Stated goal
Check each line below for "Cruisers" and report how many have it, nothing else.

Dataset
◆ ◆ ◆
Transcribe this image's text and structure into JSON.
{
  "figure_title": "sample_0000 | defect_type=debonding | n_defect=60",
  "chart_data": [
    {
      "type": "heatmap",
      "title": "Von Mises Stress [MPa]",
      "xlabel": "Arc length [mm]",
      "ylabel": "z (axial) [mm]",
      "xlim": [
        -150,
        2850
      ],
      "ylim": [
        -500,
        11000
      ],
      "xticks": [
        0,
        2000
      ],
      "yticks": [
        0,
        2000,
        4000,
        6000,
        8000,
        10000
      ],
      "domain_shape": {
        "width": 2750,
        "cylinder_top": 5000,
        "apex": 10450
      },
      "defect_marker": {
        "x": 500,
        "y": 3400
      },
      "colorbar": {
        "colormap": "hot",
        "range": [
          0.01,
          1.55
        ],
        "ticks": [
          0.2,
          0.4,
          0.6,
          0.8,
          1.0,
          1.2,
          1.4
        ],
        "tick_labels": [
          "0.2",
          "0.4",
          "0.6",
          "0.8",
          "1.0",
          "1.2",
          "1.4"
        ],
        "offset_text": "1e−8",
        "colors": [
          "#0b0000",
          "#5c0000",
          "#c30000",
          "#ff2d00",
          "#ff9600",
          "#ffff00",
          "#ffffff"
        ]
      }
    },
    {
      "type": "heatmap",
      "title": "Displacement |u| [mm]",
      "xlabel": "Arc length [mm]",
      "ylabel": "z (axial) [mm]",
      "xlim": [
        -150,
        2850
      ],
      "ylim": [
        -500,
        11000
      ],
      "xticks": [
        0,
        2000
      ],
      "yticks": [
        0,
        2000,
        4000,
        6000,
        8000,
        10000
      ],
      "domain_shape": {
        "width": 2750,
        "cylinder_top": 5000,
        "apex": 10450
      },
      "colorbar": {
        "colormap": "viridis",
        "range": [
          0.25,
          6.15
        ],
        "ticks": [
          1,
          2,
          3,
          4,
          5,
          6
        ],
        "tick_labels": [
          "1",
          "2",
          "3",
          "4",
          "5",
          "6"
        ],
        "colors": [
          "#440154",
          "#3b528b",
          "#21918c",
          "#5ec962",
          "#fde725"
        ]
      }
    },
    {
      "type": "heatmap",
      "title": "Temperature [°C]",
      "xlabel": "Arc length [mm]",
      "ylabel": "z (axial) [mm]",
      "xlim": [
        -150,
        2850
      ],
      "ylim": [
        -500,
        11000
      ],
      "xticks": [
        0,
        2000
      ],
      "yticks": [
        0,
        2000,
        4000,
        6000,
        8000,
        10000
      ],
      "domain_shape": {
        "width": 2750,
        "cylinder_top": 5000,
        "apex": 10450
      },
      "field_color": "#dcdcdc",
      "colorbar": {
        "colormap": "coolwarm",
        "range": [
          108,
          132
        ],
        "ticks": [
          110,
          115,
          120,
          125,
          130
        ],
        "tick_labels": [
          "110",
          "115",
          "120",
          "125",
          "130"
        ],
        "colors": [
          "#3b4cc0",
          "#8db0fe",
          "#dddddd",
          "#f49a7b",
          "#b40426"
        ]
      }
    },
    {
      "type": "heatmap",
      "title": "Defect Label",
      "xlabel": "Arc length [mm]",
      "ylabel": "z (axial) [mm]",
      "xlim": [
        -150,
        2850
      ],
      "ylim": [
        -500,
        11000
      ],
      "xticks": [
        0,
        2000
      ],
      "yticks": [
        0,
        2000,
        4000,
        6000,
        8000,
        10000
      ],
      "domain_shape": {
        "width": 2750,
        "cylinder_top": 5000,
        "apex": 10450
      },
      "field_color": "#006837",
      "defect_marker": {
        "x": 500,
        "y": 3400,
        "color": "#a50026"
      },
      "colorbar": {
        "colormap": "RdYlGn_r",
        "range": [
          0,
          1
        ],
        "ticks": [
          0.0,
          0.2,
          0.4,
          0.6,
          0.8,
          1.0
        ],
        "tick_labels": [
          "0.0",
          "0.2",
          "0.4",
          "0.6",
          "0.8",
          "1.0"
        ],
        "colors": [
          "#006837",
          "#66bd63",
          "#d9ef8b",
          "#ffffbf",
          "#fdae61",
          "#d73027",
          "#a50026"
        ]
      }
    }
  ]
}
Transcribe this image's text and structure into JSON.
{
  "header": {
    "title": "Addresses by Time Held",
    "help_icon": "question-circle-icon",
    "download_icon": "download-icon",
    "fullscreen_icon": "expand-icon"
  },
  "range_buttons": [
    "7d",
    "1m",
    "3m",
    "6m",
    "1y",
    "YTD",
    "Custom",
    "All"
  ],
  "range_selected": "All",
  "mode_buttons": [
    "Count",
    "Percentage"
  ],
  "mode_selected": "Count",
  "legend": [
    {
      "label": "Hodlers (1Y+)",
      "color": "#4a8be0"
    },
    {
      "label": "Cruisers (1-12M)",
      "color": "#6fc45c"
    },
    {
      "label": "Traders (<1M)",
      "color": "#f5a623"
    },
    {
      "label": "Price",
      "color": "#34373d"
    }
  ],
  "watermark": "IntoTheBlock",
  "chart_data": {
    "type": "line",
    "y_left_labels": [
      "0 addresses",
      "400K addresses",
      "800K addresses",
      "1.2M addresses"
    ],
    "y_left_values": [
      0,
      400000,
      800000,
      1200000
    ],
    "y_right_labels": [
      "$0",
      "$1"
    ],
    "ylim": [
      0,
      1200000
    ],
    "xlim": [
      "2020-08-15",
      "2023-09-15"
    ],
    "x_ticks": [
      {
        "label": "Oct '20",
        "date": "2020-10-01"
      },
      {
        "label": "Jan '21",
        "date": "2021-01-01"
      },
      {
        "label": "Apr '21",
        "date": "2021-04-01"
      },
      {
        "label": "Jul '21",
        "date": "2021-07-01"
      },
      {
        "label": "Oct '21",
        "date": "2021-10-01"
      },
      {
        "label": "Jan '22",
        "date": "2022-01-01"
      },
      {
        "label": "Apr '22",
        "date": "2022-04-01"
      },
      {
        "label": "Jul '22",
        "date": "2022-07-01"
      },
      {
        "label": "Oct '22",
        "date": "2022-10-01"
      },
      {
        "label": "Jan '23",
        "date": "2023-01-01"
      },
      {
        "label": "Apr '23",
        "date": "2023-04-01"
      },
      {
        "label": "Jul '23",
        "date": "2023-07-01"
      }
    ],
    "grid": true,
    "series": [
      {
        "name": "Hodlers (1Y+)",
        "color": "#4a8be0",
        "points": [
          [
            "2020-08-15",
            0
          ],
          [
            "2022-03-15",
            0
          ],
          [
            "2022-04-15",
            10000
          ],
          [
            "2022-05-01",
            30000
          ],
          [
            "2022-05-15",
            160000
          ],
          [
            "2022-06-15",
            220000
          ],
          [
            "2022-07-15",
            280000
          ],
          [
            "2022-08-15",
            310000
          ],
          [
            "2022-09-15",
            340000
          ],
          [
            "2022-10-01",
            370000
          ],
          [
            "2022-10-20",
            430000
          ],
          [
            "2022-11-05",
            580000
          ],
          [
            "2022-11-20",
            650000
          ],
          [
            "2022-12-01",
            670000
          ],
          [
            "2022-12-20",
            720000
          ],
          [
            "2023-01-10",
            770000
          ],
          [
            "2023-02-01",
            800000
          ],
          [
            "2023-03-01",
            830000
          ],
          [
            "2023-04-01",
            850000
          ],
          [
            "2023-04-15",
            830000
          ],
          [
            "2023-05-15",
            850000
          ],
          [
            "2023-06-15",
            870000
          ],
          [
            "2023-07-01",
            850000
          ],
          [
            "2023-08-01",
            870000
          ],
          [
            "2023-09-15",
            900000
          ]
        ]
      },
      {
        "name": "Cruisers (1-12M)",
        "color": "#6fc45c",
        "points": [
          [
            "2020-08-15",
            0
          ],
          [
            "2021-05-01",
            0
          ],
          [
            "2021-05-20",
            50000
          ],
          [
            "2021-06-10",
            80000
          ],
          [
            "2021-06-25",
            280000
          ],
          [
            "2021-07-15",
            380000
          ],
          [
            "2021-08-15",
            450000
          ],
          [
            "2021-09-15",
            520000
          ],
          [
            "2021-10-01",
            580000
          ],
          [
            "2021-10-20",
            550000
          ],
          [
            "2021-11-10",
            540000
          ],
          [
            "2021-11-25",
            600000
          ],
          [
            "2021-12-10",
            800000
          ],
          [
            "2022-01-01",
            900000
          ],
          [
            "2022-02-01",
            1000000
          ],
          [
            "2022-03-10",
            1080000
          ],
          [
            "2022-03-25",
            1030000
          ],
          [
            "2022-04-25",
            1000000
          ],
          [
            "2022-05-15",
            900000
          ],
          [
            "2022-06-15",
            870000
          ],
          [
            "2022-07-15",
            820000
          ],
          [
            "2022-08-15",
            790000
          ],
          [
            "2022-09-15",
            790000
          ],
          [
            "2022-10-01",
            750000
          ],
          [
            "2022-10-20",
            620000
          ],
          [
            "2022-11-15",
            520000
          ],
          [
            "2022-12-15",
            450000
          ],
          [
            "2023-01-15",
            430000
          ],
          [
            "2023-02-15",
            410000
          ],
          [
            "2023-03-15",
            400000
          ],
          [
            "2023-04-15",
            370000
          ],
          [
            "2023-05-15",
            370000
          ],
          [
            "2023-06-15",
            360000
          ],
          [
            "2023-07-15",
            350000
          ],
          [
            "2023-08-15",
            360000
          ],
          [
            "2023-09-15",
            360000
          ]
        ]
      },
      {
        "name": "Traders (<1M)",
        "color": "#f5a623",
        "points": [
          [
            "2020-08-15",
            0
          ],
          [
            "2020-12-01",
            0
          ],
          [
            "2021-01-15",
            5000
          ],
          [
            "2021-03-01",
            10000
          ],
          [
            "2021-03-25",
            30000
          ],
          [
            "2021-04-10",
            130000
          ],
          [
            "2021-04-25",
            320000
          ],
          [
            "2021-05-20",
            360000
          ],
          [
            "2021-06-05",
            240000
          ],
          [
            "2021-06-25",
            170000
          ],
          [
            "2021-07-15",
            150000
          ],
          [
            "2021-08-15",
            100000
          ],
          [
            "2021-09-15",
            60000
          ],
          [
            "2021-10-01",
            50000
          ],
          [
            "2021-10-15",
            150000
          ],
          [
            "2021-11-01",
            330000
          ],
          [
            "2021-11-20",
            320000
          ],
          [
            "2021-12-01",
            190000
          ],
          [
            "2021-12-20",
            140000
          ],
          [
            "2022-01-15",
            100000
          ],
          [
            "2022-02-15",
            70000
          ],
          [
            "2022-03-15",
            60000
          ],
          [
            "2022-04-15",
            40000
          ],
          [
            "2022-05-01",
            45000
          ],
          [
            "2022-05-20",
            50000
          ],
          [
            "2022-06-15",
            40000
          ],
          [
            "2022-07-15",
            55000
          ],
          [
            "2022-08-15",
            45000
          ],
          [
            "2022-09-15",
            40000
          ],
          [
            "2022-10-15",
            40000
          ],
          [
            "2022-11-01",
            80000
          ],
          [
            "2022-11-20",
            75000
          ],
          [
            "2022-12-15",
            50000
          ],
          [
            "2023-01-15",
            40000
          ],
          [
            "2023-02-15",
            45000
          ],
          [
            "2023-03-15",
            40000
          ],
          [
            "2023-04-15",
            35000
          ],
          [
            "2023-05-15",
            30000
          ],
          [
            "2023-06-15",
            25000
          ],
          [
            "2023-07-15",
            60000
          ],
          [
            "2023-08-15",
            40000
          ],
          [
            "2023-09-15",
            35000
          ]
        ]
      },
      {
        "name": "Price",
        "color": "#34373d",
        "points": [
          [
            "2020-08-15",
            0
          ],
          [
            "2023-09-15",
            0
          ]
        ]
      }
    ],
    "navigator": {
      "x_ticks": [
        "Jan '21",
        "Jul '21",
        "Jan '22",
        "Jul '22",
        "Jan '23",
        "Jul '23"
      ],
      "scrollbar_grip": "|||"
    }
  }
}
◆ ◆ ◆
In response
2